___ RECORDS FOR THIS TASK ___

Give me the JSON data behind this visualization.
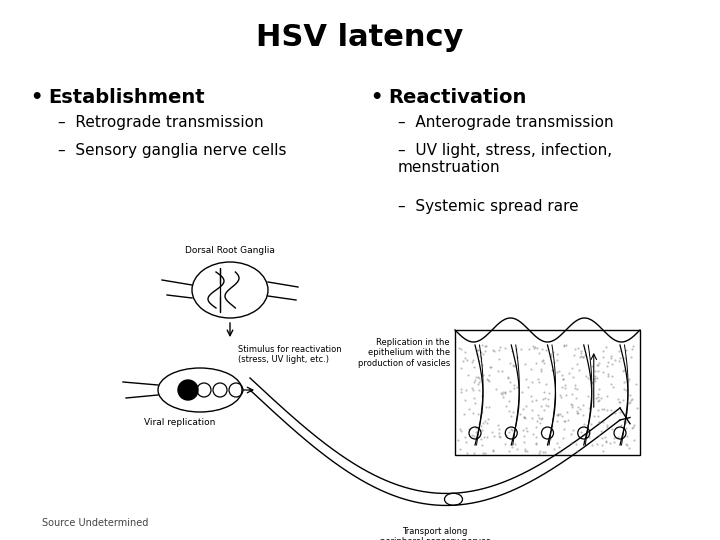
{
  "title": "HSV latency",
  "title_fontsize": 22,
  "title_fontweight": "bold",
  "bg_color": "#ffffff",
  "text_color": "#000000",
  "left_header": "Establishment",
  "left_sub": [
    "Retrograde transmission",
    "Sensory ganglia nerve cells"
  ],
  "right_header": "Reactivation",
  "right_sub_line1": "Anterograde transmission",
  "right_sub_line2a": "UV light, stress, infection,",
  "right_sub_line2b": "menstruation",
  "right_sub_line3": "Systemic spread rare",
  "footer": "Source Undetermined",
  "header_fontsize": 14,
  "sub_fontsize": 11,
  "footer_fontsize": 7,
  "diag_label_ganglia": "Dorsal Root Ganglia",
  "diag_label_stimulus": "Stimulus for reactivation\n(stress, UV light, etc.)",
  "diag_label_viral": "Viral replication",
  "diag_label_replication": "Replication in the\nepithelium with the\nproduction of vasicles",
  "diag_label_transport": "Transport along\nperipheral sensory nerves"
}
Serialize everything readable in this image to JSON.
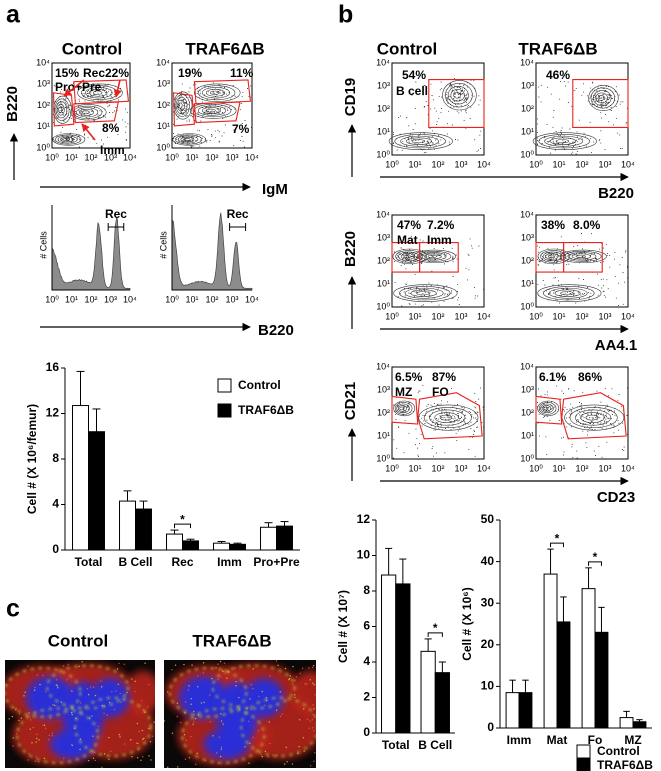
{
  "panel_labels": [
    "a",
    "b",
    "c"
  ],
  "flow_ticks": [
    "10⁰",
    "10¹",
    "10²",
    "10³",
    "10⁴"
  ],
  "col_titles": [
    "Control",
    "TRAF6ΔB"
  ],
  "panel_a": {
    "y_label": "B220",
    "x_label": "IgM",
    "hist_y_label": "# Cells",
    "hist_x_label": "B220",
    "hist_gate": {
      "text": "Rec",
      "color": "#e8231e"
    },
    "gates": [
      [
        {
          "text": "15%"
        },
        {
          "text": "Pro+Pre"
        },
        {
          "text": "Rec",
          "color": "#e8231e"
        },
        {
          "text": "22%",
          "color": "#e8231e"
        },
        {
          "text": "8%"
        },
        {
          "text": "Imm"
        }
      ],
      [
        {
          "text": "19%"
        },
        {
          "text": "11%",
          "color": "#e8231e"
        },
        {
          "text": "7%"
        }
      ]
    ]
  },
  "panel_b": {
    "rows": [
      {
        "y_label": "CD19",
        "x_label": "B220",
        "gates": [
          [
            {
              "text": "54%",
              "color": "#e8231e"
            },
            {
              "text": "B cell"
            }
          ],
          [
            {
              "text": "46%",
              "color": "#e8231e"
            }
          ]
        ]
      },
      {
        "y_label": "B220",
        "x_label": "AA4.1",
        "gates": [
          [
            {
              "text": "47%",
              "color": "#e8231e"
            },
            {
              "text": "Mat",
              "color": "#e8231e"
            },
            {
              "text": "7.2%"
            },
            {
              "text": "Imm"
            }
          ],
          [
            {
              "text": "38%",
              "color": "#e8231e"
            },
            {
              "text": "8.0%"
            }
          ]
        ]
      },
      {
        "y_label": "CD21",
        "x_label": "CD23",
        "gates": [
          [
            {
              "text": "6.5%"
            },
            {
              "text": "MZ"
            },
            {
              "text": "87%"
            },
            {
              "text": "FO"
            }
          ],
          [
            {
              "text": "6.1%"
            },
            {
              "text": "86%"
            }
          ]
        ]
      }
    ]
  },
  "chart_data": [
    {
      "type": "bar",
      "y_label": "Cell # (X 10⁶/femur)",
      "categories": [
        "Total",
        "B Cell",
        "Rec",
        "Imm",
        "Pro+Pre"
      ],
      "ylim": [
        0,
        16
      ],
      "yticks": [
        0,
        4,
        8,
        12,
        16
      ],
      "legend": "upper right",
      "annotation": "*",
      "significant": [
        "Rec"
      ],
      "series": [
        {
          "name": "Control",
          "color": "#ffffff",
          "values": [
            12.7,
            4.3,
            1.4,
            0.6,
            2.0
          ],
          "errors": [
            3.0,
            0.9,
            0.35,
            0.15,
            0.4
          ]
        },
        {
          "name": "TRAF6ΔB",
          "color": "#000000",
          "values": [
            10.4,
            3.6,
            0.8,
            0.5,
            2.1
          ],
          "errors": [
            2.0,
            0.7,
            0.15,
            0.1,
            0.4
          ]
        }
      ]
    },
    {
      "type": "bar",
      "y_label": "Cell # (X 10⁷)",
      "categories": [
        "Total",
        "B Cell"
      ],
      "ylim": [
        0,
        12
      ],
      "yticks": [
        0,
        2,
        4,
        6,
        8,
        10,
        12
      ],
      "annotation": "*",
      "significant": [
        "B Cell"
      ],
      "series": [
        {
          "color": "#ffffff",
          "values": [
            8.9,
            4.6
          ],
          "errors": [
            1.5,
            0.7
          ]
        },
        {
          "color": "#000000",
          "values": [
            8.4,
            3.4
          ],
          "errors": [
            1.4,
            0.6
          ]
        }
      ]
    },
    {
      "type": "bar",
      "y_label": "Cell # (X 10⁶)",
      "categories": [
        "Imm",
        "Mat",
        "Fo",
        "MZ"
      ],
      "ylim": [
        0,
        50
      ],
      "yticks": [
        0,
        10,
        20,
        30,
        40,
        50
      ],
      "legend": "below",
      "annotation": "*",
      "significant": [
        "Mat",
        "Fo"
      ],
      "series": [
        {
          "name": "Control",
          "color": "#ffffff",
          "values": [
            8.5,
            37,
            33.5,
            2.5
          ],
          "errors": [
            3,
            6,
            5,
            1.5
          ]
        },
        {
          "name": "TRAF6ΔB",
          "color": "#000000",
          "values": [
            8.5,
            25.5,
            23,
            1.5
          ],
          "errors": [
            3,
            6,
            6,
            0.5
          ]
        }
      ]
    }
  ]
}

___

== AIM OF THE TASK ==
Pictures must be left out when the records are transcribed exactly.

== REPLY TO THE TASK ==
Give me the JSON data behind this visualization.
{
  "title": "HSV latency",
  "title_fontsize": 22,
  "title_fontweight": "bold",
  "bg_color": "#ffffff",
  "text_color": "#000000",
  "left_header": "Establishment",
  "left_sub": [
    "Retrograde transmission",
    "Sensory ganglia nerve cells"
  ],
  "right_header": "Reactivation",
  "right_sub_line1": "Anterograde transmission",
  "right_sub_line2a": "UV light, stress, infection,",
  "right_sub_line2b": "menstruation",
  "right_sub_line3": "Systemic spread rare",
  "footer": "Source Undetermined",
  "header_fontsize": 14,
  "sub_fontsize": 11,
  "footer_fontsize": 7,
  "diag_label_ganglia": "Dorsal Root Ganglia",
  "diag_label_stimulus": "Stimulus for reactivation\n(stress, UV light, etc.)",
  "diag_label_viral": "Viral replication",
  "diag_label_replication": "Replication in the\nepithelium with the\nproduction of vasicles",
  "diag_label_transport": "Transport along\nperipheral sensory nerves"
}
Serialize everything readable in this image to JSON.
{
  "panel_labels": [
    "a",
    "b",
    "c"
  ],
  "flow_ticks": [
    "10⁰",
    "10¹",
    "10²",
    "10³",
    "10⁴"
  ],
  "col_titles": [
    "Control",
    "TRAF6ΔB"
  ],
  "panel_a": {
    "y_label": "B220",
    "x_label": "IgM",
    "hist_y_label": "# Cells",
    "hist_x_label": "B220",
    "hist_gate": {
      "text": "Rec",
      "color": "#e8231e"
    },
    "gates": [
      [
        {
          "text": "15%"
        },
        {
          "text": "Pro+Pre"
        },
        {
          "text": "Rec",
          "color": "#e8231e"
        },
        {
          "text": "22%",
          "color": "#e8231e"
        },
        {
          "text": "8%"
        },
        {
          "text": "Imm"
        }
      ],
      [
        {
          "text": "19%"
        },
        {
          "text": "11%",
          "color": "#e8231e"
        },
        {
          "text": "7%"
        }
      ]
    ]
  },
  "panel_b": {
    "rows": [
      {
        "y_label": "CD19",
        "x_label": "B220",
        "gates": [
          [
            {
              "text": "54%",
              "color": "#e8231e"
            },
            {
              "text": "B cell"
            }
          ],
          [
            {
              "text": "46%",
              "color": "#e8231e"
            }
          ]
        ]
      },
      {
        "y_label": "B220",
        "x_label": "AA4.1",
        "gates": [
          [
            {
              "text": "47%",
              "color": "#e8231e"
            },
            {
              "text": "Mat",
              "color": "#e8231e"
            },
            {
              "text": "7.2%"
            },
            {
              "text": "Imm"
            }
          ],
          [
            {
              "text": "38%",
              "color": "#e8231e"
            },
            {
              "text": "8.0%"
            }
          ]
        ]
      },
      {
        "y_label": "CD21",
        "x_label": "CD23",
        "gates": [
          [
            {
              "text": "6.5%"
            },
            {
              "text": "MZ"
            },
            {
              "text": "87%"
            },
            {
              "text": "FO"
            }
          ],
          [
            {
              "text": "6.1%"
            },
            {
              "text": "86%"
            }
          ]
        ]
      }
    ]
  },
  "chart_data": [
    {
      "type": "bar",
      "y_label": "Cell # (X 10⁶/femur)",
      "categories": [
        "Total",
        "B Cell",
        "Rec",
        "Imm",
        "Pro+Pre"
      ],
      "ylim": [
        0,
        16
      ],
      "yticks": [
        0,
        4,
        8,
        12,
        16
      ],
      "legend": "upper right",
      "annotation": "*",
      "significant": [
        "Rec"
      ],
      "series": [
        {
          "name": "Control",
          "color": "#ffffff",
          "values": [
            12.7,
            4.3,
            1.4,
            0.6,
            2.0
          ],
          "errors": [
            3.0,
            0.9,
            0.35,
            0.15,
            0.4
          ]
        },
        {
          "name": "TRAF6ΔB",
          "color": "#000000",
          "values": [
            10.4,
            3.6,
            0.8,
            0.5,
            2.1
          ],
          "errors": [
            2.0,
            0.7,
            0.15,
            0.1,
            0.4
          ]
        }
      ]
    },
    {
      "type": "bar",
      "y_label": "Cell # (X 10⁷)",
      "categories": [
        "Total",
        "B Cell"
      ],
      "ylim": [
        0,
        12
      ],
      "yticks": [
        0,
        2,
        4,
        6,
        8,
        10,
        12
      ],
      "annotation": "*",
      "significant": [
        "B Cell"
      ],
      "series": [
        {
          "color": "#ffffff",
          "values": [
            8.9,
            4.6
          ],
          "errors": [
            1.5,
            0.7
          ]
        },
        {
          "color": "#000000",
          "values": [
            8.4,
            3.4
          ],
          "errors": [
            1.4,
            0.6
          ]
        }
      ]
    },
    {
      "type": "bar",
      "y_label": "Cell # (X 10⁶)",
      "categories": [
        "Imm",
        "Mat",
        "Fo",
        "MZ"
      ],
      "ylim": [
        0,
        50
      ],
      "yticks": [
        0,
        10,
        20,
        30,
        40,
        50
      ],
      "legend": "below",
      "annotation": "*",
      "significant": [
        "Mat",
        "Fo"
      ],
      "series": [
        {
          "name": "Control",
          "color": "#ffffff",
          "values": [
            8.5,
            37,
            33.5,
            2.5
          ],
          "errors": [
            3,
            6,
            5,
            1.5
          ]
        },
        {
          "name": "TRAF6ΔB",
          "color": "#000000",
          "values": [
            8.5,
            25.5,
            23,
            1.5
          ],
          "errors": [
            3,
            6,
            6,
            0.5
          ]
        }
      ]
    }
  ]
}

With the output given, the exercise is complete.